• **Set exercise**
Output solely the number of lines containing the string "запрос".

• **Dataset extract**
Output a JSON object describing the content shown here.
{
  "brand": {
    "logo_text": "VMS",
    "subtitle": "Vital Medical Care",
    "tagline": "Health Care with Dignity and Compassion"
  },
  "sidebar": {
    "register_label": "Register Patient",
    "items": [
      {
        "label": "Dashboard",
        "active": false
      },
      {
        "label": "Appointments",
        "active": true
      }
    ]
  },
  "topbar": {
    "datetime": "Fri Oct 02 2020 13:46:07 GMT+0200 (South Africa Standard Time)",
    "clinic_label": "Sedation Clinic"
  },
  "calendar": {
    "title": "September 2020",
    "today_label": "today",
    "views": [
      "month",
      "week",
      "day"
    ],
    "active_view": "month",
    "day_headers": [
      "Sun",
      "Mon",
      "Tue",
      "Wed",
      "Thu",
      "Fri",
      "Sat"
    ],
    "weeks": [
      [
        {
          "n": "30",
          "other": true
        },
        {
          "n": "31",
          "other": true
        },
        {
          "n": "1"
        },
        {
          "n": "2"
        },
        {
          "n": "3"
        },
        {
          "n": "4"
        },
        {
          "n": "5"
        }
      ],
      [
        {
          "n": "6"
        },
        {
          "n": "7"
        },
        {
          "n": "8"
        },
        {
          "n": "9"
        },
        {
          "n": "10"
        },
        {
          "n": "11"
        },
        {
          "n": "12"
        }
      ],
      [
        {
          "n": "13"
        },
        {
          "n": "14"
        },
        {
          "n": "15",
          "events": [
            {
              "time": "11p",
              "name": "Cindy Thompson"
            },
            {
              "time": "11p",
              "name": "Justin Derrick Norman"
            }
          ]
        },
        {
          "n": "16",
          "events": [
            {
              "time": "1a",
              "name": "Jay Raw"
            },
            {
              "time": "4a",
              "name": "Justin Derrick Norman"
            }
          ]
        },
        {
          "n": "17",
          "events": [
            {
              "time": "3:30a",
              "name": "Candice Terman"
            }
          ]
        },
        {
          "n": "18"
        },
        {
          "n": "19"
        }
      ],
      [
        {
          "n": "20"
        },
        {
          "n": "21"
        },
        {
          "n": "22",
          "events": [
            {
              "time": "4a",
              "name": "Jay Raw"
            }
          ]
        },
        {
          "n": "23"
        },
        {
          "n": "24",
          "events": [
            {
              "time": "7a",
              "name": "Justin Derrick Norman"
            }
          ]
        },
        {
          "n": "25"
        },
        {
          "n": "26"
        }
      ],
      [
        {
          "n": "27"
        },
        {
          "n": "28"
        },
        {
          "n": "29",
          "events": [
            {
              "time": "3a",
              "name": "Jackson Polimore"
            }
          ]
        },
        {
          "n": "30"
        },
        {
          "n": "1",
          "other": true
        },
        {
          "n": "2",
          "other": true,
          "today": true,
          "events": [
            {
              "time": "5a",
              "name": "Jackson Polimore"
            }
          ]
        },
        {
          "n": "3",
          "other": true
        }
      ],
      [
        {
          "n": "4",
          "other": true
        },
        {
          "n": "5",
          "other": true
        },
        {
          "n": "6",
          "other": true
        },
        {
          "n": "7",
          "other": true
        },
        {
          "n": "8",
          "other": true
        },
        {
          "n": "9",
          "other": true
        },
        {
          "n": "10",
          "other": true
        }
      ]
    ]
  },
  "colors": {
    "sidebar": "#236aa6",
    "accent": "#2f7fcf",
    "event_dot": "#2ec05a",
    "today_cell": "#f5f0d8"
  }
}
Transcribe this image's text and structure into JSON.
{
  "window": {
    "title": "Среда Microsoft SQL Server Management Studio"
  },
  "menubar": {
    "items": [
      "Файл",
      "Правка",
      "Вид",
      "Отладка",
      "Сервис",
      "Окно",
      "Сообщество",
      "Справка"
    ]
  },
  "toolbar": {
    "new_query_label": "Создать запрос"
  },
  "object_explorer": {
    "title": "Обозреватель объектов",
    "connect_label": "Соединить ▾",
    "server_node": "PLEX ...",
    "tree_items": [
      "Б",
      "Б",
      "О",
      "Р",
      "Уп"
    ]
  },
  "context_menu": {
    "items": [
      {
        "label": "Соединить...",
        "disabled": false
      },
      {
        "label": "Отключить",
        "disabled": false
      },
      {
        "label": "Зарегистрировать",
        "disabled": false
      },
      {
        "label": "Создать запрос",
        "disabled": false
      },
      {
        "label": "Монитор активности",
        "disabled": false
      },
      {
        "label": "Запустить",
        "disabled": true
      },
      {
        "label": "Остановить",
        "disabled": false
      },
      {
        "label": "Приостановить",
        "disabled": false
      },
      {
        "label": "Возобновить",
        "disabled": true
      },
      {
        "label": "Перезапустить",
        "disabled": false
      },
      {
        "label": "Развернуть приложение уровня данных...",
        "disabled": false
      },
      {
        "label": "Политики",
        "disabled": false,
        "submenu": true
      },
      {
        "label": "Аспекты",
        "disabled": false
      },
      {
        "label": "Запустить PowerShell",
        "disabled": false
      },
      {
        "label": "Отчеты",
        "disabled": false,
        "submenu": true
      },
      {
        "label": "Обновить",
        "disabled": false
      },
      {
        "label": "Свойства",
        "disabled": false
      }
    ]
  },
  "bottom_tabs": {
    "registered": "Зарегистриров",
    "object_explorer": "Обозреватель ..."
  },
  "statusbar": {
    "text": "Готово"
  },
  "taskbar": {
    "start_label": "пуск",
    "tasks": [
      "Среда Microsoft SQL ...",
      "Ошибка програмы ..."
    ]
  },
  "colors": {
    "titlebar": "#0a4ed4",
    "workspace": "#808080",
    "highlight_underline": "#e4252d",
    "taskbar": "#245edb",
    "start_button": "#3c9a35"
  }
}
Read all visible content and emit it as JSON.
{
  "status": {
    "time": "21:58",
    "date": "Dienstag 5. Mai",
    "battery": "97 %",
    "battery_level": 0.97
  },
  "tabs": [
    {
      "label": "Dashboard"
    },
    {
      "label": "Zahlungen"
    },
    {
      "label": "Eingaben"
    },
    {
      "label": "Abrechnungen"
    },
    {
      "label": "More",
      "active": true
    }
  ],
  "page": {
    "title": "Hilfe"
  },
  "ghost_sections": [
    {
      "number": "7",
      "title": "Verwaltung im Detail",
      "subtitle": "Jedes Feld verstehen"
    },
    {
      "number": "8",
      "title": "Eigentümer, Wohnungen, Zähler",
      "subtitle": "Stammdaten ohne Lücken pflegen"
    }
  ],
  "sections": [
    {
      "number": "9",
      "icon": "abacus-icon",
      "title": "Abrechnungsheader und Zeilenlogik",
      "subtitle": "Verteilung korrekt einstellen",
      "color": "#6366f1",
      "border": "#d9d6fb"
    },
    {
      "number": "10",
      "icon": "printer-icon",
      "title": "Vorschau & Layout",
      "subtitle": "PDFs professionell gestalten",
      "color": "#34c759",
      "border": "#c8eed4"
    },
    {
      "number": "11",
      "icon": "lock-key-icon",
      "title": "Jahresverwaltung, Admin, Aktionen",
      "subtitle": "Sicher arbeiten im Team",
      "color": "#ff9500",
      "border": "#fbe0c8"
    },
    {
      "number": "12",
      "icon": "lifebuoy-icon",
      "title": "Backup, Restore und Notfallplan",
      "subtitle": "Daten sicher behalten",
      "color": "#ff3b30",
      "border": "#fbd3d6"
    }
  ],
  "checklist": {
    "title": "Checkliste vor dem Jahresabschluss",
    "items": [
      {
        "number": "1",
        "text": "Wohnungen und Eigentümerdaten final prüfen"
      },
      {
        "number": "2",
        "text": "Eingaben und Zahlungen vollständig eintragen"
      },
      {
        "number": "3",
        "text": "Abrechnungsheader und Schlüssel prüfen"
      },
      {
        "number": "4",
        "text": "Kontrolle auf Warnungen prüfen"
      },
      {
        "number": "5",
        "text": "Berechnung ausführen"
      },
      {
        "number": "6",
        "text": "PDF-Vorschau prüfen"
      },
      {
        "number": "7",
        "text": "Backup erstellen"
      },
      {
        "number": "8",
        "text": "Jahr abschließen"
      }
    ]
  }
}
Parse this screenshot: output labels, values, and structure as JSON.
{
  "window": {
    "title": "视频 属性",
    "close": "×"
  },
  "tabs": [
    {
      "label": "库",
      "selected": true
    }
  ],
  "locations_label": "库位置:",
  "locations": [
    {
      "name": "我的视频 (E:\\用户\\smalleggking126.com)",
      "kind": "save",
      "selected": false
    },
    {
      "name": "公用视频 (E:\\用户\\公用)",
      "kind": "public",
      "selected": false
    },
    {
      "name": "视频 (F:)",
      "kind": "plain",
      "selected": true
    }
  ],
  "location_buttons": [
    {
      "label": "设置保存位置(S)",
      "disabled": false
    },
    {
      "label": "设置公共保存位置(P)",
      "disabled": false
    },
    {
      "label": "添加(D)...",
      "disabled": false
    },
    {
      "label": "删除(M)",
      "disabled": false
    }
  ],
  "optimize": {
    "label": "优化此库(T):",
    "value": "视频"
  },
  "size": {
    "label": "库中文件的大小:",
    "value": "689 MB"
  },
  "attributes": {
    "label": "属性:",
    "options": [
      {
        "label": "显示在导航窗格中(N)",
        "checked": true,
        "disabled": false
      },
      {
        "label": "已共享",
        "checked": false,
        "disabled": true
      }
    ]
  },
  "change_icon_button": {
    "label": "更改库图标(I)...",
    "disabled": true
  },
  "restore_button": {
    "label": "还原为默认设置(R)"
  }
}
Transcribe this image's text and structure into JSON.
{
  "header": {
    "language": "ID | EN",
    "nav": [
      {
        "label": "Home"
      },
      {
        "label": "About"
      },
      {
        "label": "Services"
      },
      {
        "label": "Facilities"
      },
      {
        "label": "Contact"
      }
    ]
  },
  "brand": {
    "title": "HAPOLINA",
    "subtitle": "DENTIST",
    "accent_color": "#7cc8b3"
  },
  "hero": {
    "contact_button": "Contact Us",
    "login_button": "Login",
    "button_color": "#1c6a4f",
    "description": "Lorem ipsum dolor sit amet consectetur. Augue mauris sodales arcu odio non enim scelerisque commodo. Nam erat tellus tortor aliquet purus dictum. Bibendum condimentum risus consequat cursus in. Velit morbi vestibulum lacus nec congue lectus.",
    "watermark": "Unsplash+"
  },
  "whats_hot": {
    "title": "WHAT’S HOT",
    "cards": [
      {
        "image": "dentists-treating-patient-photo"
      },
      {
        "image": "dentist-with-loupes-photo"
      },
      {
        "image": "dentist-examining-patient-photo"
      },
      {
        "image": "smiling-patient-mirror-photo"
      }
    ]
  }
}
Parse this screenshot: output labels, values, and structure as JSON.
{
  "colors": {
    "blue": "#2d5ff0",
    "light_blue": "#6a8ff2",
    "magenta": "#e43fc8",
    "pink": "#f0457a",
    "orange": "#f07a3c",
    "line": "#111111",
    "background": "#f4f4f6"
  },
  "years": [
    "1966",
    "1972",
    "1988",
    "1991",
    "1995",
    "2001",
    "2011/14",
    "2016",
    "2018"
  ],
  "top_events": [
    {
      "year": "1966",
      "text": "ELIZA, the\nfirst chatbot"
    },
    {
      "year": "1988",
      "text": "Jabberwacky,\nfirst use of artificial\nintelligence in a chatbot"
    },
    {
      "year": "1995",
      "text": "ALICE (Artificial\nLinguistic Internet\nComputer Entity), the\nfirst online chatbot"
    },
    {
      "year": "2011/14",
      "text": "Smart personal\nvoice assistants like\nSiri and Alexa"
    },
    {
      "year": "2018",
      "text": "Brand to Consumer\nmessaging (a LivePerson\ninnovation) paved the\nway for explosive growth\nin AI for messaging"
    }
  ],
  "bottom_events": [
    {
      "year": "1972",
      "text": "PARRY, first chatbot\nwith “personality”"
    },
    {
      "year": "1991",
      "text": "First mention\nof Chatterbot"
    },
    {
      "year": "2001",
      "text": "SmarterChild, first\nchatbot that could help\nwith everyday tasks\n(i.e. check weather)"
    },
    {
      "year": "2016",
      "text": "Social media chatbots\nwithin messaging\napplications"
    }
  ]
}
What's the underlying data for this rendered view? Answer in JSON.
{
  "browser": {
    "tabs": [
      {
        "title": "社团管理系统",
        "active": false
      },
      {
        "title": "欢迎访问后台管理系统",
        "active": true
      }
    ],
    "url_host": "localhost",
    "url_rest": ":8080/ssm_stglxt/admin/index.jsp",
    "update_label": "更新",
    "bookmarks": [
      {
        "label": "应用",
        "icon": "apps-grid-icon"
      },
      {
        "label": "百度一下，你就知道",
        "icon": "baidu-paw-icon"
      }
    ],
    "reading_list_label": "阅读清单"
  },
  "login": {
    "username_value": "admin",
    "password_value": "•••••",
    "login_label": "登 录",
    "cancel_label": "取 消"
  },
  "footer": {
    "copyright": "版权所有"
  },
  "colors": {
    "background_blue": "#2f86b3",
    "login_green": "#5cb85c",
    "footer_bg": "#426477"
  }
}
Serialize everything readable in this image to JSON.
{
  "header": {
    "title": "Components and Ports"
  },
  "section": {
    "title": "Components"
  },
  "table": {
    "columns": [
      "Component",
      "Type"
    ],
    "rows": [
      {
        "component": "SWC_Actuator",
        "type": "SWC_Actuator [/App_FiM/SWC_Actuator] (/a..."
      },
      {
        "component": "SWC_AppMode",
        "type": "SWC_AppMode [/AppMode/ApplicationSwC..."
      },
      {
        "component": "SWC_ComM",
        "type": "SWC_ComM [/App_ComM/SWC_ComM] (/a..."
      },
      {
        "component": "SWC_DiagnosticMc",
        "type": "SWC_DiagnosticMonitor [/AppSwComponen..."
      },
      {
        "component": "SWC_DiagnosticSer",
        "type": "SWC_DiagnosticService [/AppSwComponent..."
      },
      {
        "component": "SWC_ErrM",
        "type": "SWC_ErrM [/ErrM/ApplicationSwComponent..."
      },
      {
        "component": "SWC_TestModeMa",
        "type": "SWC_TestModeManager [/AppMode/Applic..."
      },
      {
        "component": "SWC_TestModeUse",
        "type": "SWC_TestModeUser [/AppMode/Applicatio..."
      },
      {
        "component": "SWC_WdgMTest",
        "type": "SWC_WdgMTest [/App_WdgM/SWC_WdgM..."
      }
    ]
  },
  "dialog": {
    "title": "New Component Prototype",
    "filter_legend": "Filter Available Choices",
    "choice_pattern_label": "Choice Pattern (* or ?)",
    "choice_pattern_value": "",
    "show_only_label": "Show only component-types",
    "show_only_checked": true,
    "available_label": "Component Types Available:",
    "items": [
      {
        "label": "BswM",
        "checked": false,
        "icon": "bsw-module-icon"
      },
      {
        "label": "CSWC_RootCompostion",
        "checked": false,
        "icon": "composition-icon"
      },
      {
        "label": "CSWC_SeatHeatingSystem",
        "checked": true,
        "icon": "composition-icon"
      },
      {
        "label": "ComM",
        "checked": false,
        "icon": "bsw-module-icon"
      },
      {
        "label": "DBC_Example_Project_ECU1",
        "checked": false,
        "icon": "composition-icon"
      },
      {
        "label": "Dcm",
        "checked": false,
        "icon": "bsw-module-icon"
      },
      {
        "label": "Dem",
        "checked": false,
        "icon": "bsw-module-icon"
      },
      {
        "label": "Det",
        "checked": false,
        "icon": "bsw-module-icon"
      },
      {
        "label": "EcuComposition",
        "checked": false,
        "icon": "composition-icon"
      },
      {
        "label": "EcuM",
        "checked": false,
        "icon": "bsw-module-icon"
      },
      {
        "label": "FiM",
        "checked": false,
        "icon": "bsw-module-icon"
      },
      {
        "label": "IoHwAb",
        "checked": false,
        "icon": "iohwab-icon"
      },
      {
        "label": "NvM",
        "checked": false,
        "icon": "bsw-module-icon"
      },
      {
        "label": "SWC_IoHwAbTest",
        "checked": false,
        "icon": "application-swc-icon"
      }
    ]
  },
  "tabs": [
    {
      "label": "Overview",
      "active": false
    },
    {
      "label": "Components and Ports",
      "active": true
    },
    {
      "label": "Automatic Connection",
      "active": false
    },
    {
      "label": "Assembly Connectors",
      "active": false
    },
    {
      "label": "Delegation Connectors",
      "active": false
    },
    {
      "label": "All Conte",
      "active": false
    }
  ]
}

• **Exercise result**
2